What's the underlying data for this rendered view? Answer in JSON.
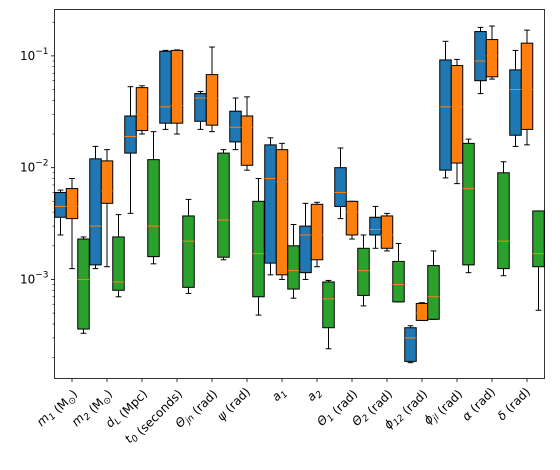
{
  "chart_data": {
    "type": "box",
    "yscale": "log",
    "ylim": [
      0.00013,
      0.26
    ],
    "y_ticks": [
      {
        "value": 0.001,
        "label": "10",
        "exp": "−3"
      },
      {
        "value": 0.01,
        "label": "10",
        "exp": "−2"
      },
      {
        "value": 0.1,
        "label": "10",
        "exp": "−1"
      }
    ],
    "categories": [
      {
        "base": "m",
        "sub": "1",
        "unit": " (M",
        "unit_sub": "⊙",
        "unit_end": ")"
      },
      {
        "base": "m",
        "sub": "2",
        "unit": " (M",
        "unit_sub": "⊙",
        "unit_end": ")"
      },
      {
        "base": "d",
        "sub": "L",
        "unit": " (Mpc)"
      },
      {
        "base": "t",
        "sub": "0",
        "unit": " (seconds)"
      },
      {
        "base": "Θ",
        "sub": "jn",
        "unit": " (rad)"
      },
      {
        "base": "ψ",
        "sub": "",
        "unit": " (rad)"
      },
      {
        "base": "a",
        "sub": "1",
        "unit": ""
      },
      {
        "base": "a",
        "sub": "2",
        "unit": ""
      },
      {
        "base": "Θ",
        "sub": "1",
        "unit": " (rad)"
      },
      {
        "base": "Θ",
        "sub": "2",
        "unit": " (rad)"
      },
      {
        "base": "ϕ",
        "sub": "12",
        "unit": " (rad)"
      },
      {
        "base": "ϕ",
        "sub": "jl",
        "unit": " (rad)"
      },
      {
        "base": "α",
        "sub": "",
        "unit": " (rad)"
      },
      {
        "base": "δ",
        "sub": "",
        "unit": " (rad)"
      }
    ],
    "series": [
      {
        "color": "#1f77b4",
        "boxes": [
          {
            "wl": 0.0025,
            "q1": 0.0036,
            "med": 0.0045,
            "q3": 0.006,
            "wh": 0.0063
          },
          {
            "wl": 0.00125,
            "q1": 0.00135,
            "med": 0.003,
            "q3": 0.012,
            "wh": 0.0155
          },
          {
            "wl": 0.0039,
            "q1": 0.0135,
            "med": 0.019,
            "q3": 0.029,
            "wh": 0.053
          },
          {
            "wl": 0.022,
            "q1": 0.025,
            "med": 0.035,
            "q3": 0.11,
            "wh": 0.112
          },
          {
            "wl": 0.022,
            "q1": 0.026,
            "med": 0.042,
            "q3": 0.046,
            "wh": 0.048
          },
          {
            "wl": 0.0145,
            "q1": 0.017,
            "med": 0.023,
            "q3": 0.032,
            "wh": 0.042
          },
          {
            "wl": 0.0011,
            "q1": 0.0014,
            "med": 0.008,
            "q3": 0.016,
            "wh": 0.0185
          },
          {
            "wl": 0.001,
            "q1": 0.00115,
            "med": 0.0025,
            "q3": 0.003,
            "wh": 0.0048
          },
          {
            "wl": 0.0035,
            "q1": 0.0045,
            "med": 0.006,
            "q3": 0.01,
            "wh": 0.015
          },
          {
            "wl": 0.0019,
            "q1": 0.0025,
            "med": 0.0028,
            "q3": 0.0036,
            "wh": 0.0045
          },
          {
            "wl": 0.00018,
            "q1": 0.000185,
            "med": 0.0003,
            "q3": 0.00037,
            "wh": 0.000385
          },
          {
            "wl": 0.0081,
            "q1": 0.0095,
            "med": 0.035,
            "q3": 0.092,
            "wh": 0.135
          },
          {
            "wl": 0.046,
            "q1": 0.06,
            "med": 0.09,
            "q3": 0.165,
            "wh": 0.18
          },
          {
            "wl": 0.0155,
            "q1": 0.0195,
            "med": 0.05,
            "q3": 0.075,
            "wh": 0.112
          }
        ]
      },
      {
        "color": "#ff7f0e",
        "boxes": [
          {
            "wl": 0.00125,
            "q1": 0.0035,
            "med": 0.0045,
            "q3": 0.0065,
            "wh": 0.008
          },
          {
            "wl": 0.0013,
            "q1": 0.0048,
            "med": 0.0062,
            "q3": 0.0115,
            "wh": 0.0145
          },
          {
            "wl": 0.02,
            "q1": 0.0215,
            "med": 0.03,
            "q3": 0.052,
            "wh": 0.054
          },
          {
            "wl": 0.02,
            "q1": 0.025,
            "med": 0.036,
            "q3": 0.112,
            "wh": 0.113
          },
          {
            "wl": 0.021,
            "q1": 0.024,
            "med": 0.042,
            "q3": 0.068,
            "wh": 0.12
          },
          {
            "wl": 0.0095,
            "q1": 0.0105,
            "med": 0.023,
            "q3": 0.029,
            "wh": 0.043
          },
          {
            "wl": 0.001,
            "q1": 0.0011,
            "med": 0.0075,
            "q3": 0.0145,
            "wh": 0.0165
          },
          {
            "wl": 0.0013,
            "q1": 0.0015,
            "med": 0.0025,
            "q3": 0.0047,
            "wh": 0.0049
          },
          {
            "wl": 0.0023,
            "q1": 0.0025,
            "med": 0.004,
            "q3": 0.005,
            "wh": 0.005
          },
          {
            "wl": 0.0018,
            "q1": 0.0019,
            "med": 0.0025,
            "q3": 0.0037,
            "wh": 0.0039
          },
          {
            "wl": 0.00043,
            "q1": 0.00043,
            "med": 0.0005,
            "q3": 0.00061,
            "wh": 0.00062
          },
          {
            "wl": 0.0072,
            "q1": 0.011,
            "med": 0.035,
            "q3": 0.082,
            "wh": 0.093
          },
          {
            "wl": 0.062,
            "q1": 0.065,
            "med": 0.1,
            "q3": 0.14,
            "wh": 0.185
          },
          {
            "wl": 0.016,
            "q1": 0.022,
            "med": 0.05,
            "q3": 0.13,
            "wh": 0.17
          }
        ]
      },
      {
        "color": "#2ca02c",
        "boxes": [
          {
            "wl": 0.00033,
            "q1": 0.00036,
            "med": 0.001,
            "q3": 0.0023,
            "wh": 0.0024
          },
          {
            "wl": 0.0007,
            "q1": 0.0008,
            "med": 0.00095,
            "q3": 0.0024,
            "wh": 0.0038
          },
          {
            "wl": 0.00138,
            "q1": 0.0016,
            "med": 0.003,
            "q3": 0.0118,
            "wh": 0.021
          },
          {
            "wl": 0.00075,
            "q1": 0.00085,
            "med": 0.0022,
            "q3": 0.0037,
            "wh": 0.0052
          },
          {
            "wl": 0.0015,
            "q1": 0.00158,
            "med": 0.0034,
            "q3": 0.0135,
            "wh": 0.0145
          },
          {
            "wl": 0.00048,
            "q1": 0.0007,
            "med": 0.0017,
            "q3": 0.005,
            "wh": 0.008
          },
          {
            "wl": 0.00068,
            "q1": 0.00082,
            "med": 0.0012,
            "q3": 0.002,
            "wh": 0.0031
          },
          {
            "wl": 0.00024,
            "q1": 0.00037,
            "med": 0.00067,
            "q3": 0.00095,
            "wh": 0.00098
          },
          {
            "wl": 0.00058,
            "q1": 0.00072,
            "med": 0.0012,
            "q3": 0.0019,
            "wh": 0.0025
          },
          {
            "wl": 0.00063,
            "q1": 0.00063,
            "med": 0.0009,
            "q3": 0.00145,
            "wh": 0.0021
          },
          {
            "wl": 0.00044,
            "q1": 0.00044,
            "med": 0.0007,
            "q3": 0.00133,
            "wh": 0.0018
          },
          {
            "wl": 0.00115,
            "q1": 0.00135,
            "med": 0.0065,
            "q3": 0.0165,
            "wh": 0.018
          },
          {
            "wl": 0.00108,
            "q1": 0.00125,
            "med": 0.0022,
            "q3": 0.009,
            "wh": 0.0113
          },
          {
            "wl": 0.00053,
            "q1": 0.0013,
            "med": 0.0017,
            "q3": 0.0041,
            "wh": 0.0041
          }
        ]
      }
    ],
    "grid": false,
    "legend": "none"
  }
}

## Written exercise
Print the full listing exactly, dropping the pictures.

## Response to the task
What's the underlying data for this rendered view? Answer in JSON.
{
  "chart_data": {
    "type": "box",
    "yscale": "log",
    "ylim": [
      0.00013,
      0.26
    ],
    "y_ticks": [
      {
        "value": 0.001,
        "label": "10",
        "exp": "−3"
      },
      {
        "value": 0.01,
        "label": "10",
        "exp": "−2"
      },
      {
        "value": 0.1,
        "label": "10",
        "exp": "−1"
      }
    ],
    "categories": [
      {
        "base": "m",
        "sub": "1",
        "unit": " (M",
        "unit_sub": "⊙",
        "unit_end": ")"
      },
      {
        "base": "m",
        "sub": "2",
        "unit": " (M",
        "unit_sub": "⊙",
        "unit_end": ")"
      },
      {
        "base": "d",
        "sub": "L",
        "unit": " (Mpc)"
      },
      {
        "base": "t",
        "sub": "0",
        "unit": " (seconds)"
      },
      {
        "base": "Θ",
        "sub": "jn",
        "unit": " (rad)"
      },
      {
        "base": "ψ",
        "sub": "",
        "unit": " (rad)"
      },
      {
        "base": "a",
        "sub": "1",
        "unit": ""
      },
      {
        "base": "a",
        "sub": "2",
        "unit": ""
      },
      {
        "base": "Θ",
        "sub": "1",
        "unit": " (rad)"
      },
      {
        "base": "Θ",
        "sub": "2",
        "unit": " (rad)"
      },
      {
        "base": "ϕ",
        "sub": "12",
        "unit": " (rad)"
      },
      {
        "base": "ϕ",
        "sub": "jl",
        "unit": " (rad)"
      },
      {
        "base": "α",
        "sub": "",
        "unit": " (rad)"
      },
      {
        "base": "δ",
        "sub": "",
        "unit": " (rad)"
      }
    ],
    "series": [
      {
        "color": "#1f77b4",
        "boxes": [
          {
            "wl": 0.0025,
            "q1": 0.0036,
            "med": 0.0045,
            "q3": 0.006,
            "wh": 0.0063
          },
          {
            "wl": 0.00125,
            "q1": 0.00135,
            "med": 0.003,
            "q3": 0.012,
            "wh": 0.0155
          },
          {
            "wl": 0.0039,
            "q1": 0.0135,
            "med": 0.019,
            "q3": 0.029,
            "wh": 0.053
          },
          {
            "wl": 0.022,
            "q1": 0.025,
            "med": 0.035,
            "q3": 0.11,
            "wh": 0.112
          },
          {
            "wl": 0.022,
            "q1": 0.026,
            "med": 0.042,
            "q3": 0.046,
            "wh": 0.048
          },
          {
            "wl": 0.0145,
            "q1": 0.017,
            "med": 0.023,
            "q3": 0.032,
            "wh": 0.042
          },
          {
            "wl": 0.0011,
            "q1": 0.0014,
            "med": 0.008,
            "q3": 0.016,
            "wh": 0.0185
          },
          {
            "wl": 0.001,
            "q1": 0.00115,
            "med": 0.0025,
            "q3": 0.003,
            "wh": 0.0048
          },
          {
            "wl": 0.0035,
            "q1": 0.0045,
            "med": 0.006,
            "q3": 0.01,
            "wh": 0.015
          },
          {
            "wl": 0.0019,
            "q1": 0.0025,
            "med": 0.0028,
            "q3": 0.0036,
            "wh": 0.0045
          },
          {
            "wl": 0.00018,
            "q1": 0.000185,
            "med": 0.0003,
            "q3": 0.00037,
            "wh": 0.000385
          },
          {
            "wl": 0.0081,
            "q1": 0.0095,
            "med": 0.035,
            "q3": 0.092,
            "wh": 0.135
          },
          {
            "wl": 0.046,
            "q1": 0.06,
            "med": 0.09,
            "q3": 0.165,
            "wh": 0.18
          },
          {
            "wl": 0.0155,
            "q1": 0.0195,
            "med": 0.05,
            "q3": 0.075,
            "wh": 0.112
          }
        ]
      },
      {
        "color": "#ff7f0e",
        "boxes": [
          {
            "wl": 0.00125,
            "q1": 0.0035,
            "med": 0.0045,
            "q3": 0.0065,
            "wh": 0.008
          },
          {
            "wl": 0.0013,
            "q1": 0.0048,
            "med": 0.0062,
            "q3": 0.0115,
            "wh": 0.0145
          },
          {
            "wl": 0.02,
            "q1": 0.0215,
            "med": 0.03,
            "q3": 0.052,
            "wh": 0.054
          },
          {
            "wl": 0.02,
            "q1": 0.025,
            "med": 0.036,
            "q3": 0.112,
            "wh": 0.113
          },
          {
            "wl": 0.021,
            "q1": 0.024,
            "med": 0.042,
            "q3": 0.068,
            "wh": 0.12
          },
          {
            "wl": 0.0095,
            "q1": 0.0105,
            "med": 0.023,
            "q3": 0.029,
            "wh": 0.043
          },
          {
            "wl": 0.001,
            "q1": 0.0011,
            "med": 0.0075,
            "q3": 0.0145,
            "wh": 0.0165
          },
          {
            "wl": 0.0013,
            "q1": 0.0015,
            "med": 0.0025,
            "q3": 0.0047,
            "wh": 0.0049
          },
          {
            "wl": 0.0023,
            "q1": 0.0025,
            "med": 0.004,
            "q3": 0.005,
            "wh": 0.005
          },
          {
            "wl": 0.0018,
            "q1": 0.0019,
            "med": 0.0025,
            "q3": 0.0037,
            "wh": 0.0039
          },
          {
            "wl": 0.00043,
            "q1": 0.00043,
            "med": 0.0005,
            "q3": 0.00061,
            "wh": 0.00062
          },
          {
            "wl": 0.0072,
            "q1": 0.011,
            "med": 0.035,
            "q3": 0.082,
            "wh": 0.093
          },
          {
            "wl": 0.062,
            "q1": 0.065,
            "med": 0.1,
            "q3": 0.14,
            "wh": 0.185
          },
          {
            "wl": 0.016,
            "q1": 0.022,
            "med": 0.05,
            "q3": 0.13,
            "wh": 0.17
          }
        ]
      },
      {
        "color": "#2ca02c",
        "boxes": [
          {
            "wl": 0.00033,
            "q1": 0.00036,
            "med": 0.001,
            "q3": 0.0023,
            "wh": 0.0024
          },
          {
            "wl": 0.0007,
            "q1": 0.0008,
            "med": 0.00095,
            "q3": 0.0024,
            "wh": 0.0038
          },
          {
            "wl": 0.00138,
            "q1": 0.0016,
            "med": 0.003,
            "q3": 0.0118,
            "wh": 0.021
          },
          {
            "wl": 0.00075,
            "q1": 0.00085,
            "med": 0.0022,
            "q3": 0.0037,
            "wh": 0.0052
          },
          {
            "wl": 0.0015,
            "q1": 0.00158,
            "med": 0.0034,
            "q3": 0.0135,
            "wh": 0.0145
          },
          {
            "wl": 0.00048,
            "q1": 0.0007,
            "med": 0.0017,
            "q3": 0.005,
            "wh": 0.008
          },
          {
            "wl": 0.00068,
            "q1": 0.00082,
            "med": 0.0012,
            "q3": 0.002,
            "wh": 0.0031
          },
          {
            "wl": 0.00024,
            "q1": 0.00037,
            "med": 0.00067,
            "q3": 0.00095,
            "wh": 0.00098
          },
          {
            "wl": 0.00058,
            "q1": 0.00072,
            "med": 0.0012,
            "q3": 0.0019,
            "wh": 0.0025
          },
          {
            "wl": 0.00063,
            "q1": 0.00063,
            "med": 0.0009,
            "q3": 0.00145,
            "wh": 0.0021
          },
          {
            "wl": 0.00044,
            "q1": 0.00044,
            "med": 0.0007,
            "q3": 0.00133,
            "wh": 0.0018
          },
          {
            "wl": 0.00115,
            "q1": 0.00135,
            "med": 0.0065,
            "q3": 0.0165,
            "wh": 0.018
          },
          {
            "wl": 0.00108,
            "q1": 0.00125,
            "med": 0.0022,
            "q3": 0.009,
            "wh": 0.0113
          },
          {
            "wl": 0.00053,
            "q1": 0.0013,
            "med": 0.0017,
            "q3": 0.0041,
            "wh": 0.0041
          }
        ]
      }
    ],
    "grid": false,
    "legend": "none"
  }
}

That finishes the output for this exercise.